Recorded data
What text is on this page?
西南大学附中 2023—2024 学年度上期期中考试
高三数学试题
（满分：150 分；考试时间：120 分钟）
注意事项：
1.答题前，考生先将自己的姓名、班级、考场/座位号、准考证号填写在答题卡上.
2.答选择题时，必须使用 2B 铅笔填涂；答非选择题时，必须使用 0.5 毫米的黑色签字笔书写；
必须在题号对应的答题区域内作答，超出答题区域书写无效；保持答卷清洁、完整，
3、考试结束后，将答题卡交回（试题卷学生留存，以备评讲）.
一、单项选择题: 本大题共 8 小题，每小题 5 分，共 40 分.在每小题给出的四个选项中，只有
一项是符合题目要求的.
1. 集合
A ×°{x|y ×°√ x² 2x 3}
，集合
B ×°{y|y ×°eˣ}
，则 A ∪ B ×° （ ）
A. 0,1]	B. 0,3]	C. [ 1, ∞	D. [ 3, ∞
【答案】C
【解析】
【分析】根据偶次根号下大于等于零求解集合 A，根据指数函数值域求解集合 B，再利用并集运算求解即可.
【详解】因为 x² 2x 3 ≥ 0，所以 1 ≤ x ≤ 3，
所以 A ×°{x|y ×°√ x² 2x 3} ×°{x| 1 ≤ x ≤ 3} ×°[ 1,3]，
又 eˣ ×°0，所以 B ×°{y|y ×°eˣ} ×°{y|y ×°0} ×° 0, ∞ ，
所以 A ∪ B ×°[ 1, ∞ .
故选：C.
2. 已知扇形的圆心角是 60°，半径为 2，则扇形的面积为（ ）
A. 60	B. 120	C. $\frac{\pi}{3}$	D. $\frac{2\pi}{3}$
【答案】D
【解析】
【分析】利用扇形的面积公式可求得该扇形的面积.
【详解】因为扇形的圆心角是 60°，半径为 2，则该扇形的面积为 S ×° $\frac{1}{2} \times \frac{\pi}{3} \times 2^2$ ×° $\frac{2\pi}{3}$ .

- _Work to do_
From the material above, copy each line that includes the word "frac".

- _Written answer_
A. 60	B. 120	C. $\frac{\pi}{3}$	D. $\frac{2\pi}{3}$
【详解】因为扇形的圆心角是 60°，半径为 2，则该扇形的面积为 S ×° $\frac{1}{2} \times \frac{\pi}{3} \times 2^2$ ×° $\frac{2\pi}{3}$ .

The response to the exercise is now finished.